- DOCUMENT EXCERPT

People were speaking freely, striking on a regular basis and eviscerating
censorship, and the US couldn't decide whether providing increased economic
assistance to Poland in exchange for continued toleration of the political
situation might be a threat to detente/whether detente was really the best
solution at all. It wasn't until later in Reagan's presidency that Gorbechev
handed him an effective Russian policy.

Another thing that I think it's hard for the modern observer to acknowledge,
given the benefit of hindsight, is the incredible ambivalence the Western left
felt for some of these revolutionary movements. Many leftists of the 1968
generation _wanted_ some form of socialism to work, and there was always a
hope that an East Germany or Czechoslovakia could slowly reform into an
authoritarian, yes, but competitive working-class social welfare state. The
Polish uprising especially seemed to throw leftists off guard; here was a
revolutionary movement dominated by conservative, Catholic traditionalists who
wanted things to be _like they were before the war_. This wasn't in the
discourse of the Democratic (by which I mean the party) mainstream, but it was
a major element of leftist political thought of the time, and it's not hard to
see how that could rub off on the measures and rhetoric American
administrations were willing to take.

- WORK TO DO
Could you carry on the forum comment about the Polish uprising and the Western left, starting right after its last sentence?

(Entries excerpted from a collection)

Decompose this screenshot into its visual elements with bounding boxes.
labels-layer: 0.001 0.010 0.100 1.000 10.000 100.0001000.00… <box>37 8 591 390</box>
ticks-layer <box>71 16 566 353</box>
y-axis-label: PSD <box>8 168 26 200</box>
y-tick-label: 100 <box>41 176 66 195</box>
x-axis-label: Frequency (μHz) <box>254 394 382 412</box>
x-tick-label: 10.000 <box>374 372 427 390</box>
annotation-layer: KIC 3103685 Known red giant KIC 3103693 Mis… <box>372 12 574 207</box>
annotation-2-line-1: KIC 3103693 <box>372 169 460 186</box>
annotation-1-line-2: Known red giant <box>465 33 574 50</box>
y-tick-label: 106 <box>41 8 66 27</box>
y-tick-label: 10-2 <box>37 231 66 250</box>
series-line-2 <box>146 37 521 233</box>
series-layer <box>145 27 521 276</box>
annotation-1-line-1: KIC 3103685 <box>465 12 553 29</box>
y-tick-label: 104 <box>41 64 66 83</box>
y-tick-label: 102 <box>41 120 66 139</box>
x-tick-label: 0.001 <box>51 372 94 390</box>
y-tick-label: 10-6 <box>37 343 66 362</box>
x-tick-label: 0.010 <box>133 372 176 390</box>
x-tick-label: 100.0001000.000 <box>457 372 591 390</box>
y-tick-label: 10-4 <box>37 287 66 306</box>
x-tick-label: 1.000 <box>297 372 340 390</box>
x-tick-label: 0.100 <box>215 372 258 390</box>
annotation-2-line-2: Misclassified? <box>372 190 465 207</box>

- ANSWER FOR THIS EXERCISE
In short, the US was pretty much a nonentity when it came to "interference in
the internal affairs" of Soviet puppet states. The "hardline" right was all
talk and no action in deference to the longstanding policy of detente, and the
moderate/radical left was too focused on criticizing American nuclear policy
and too ambivalent about the broad-based dissident movements focused on
individual liberties springing up in the Soviet bloc to push for intervention.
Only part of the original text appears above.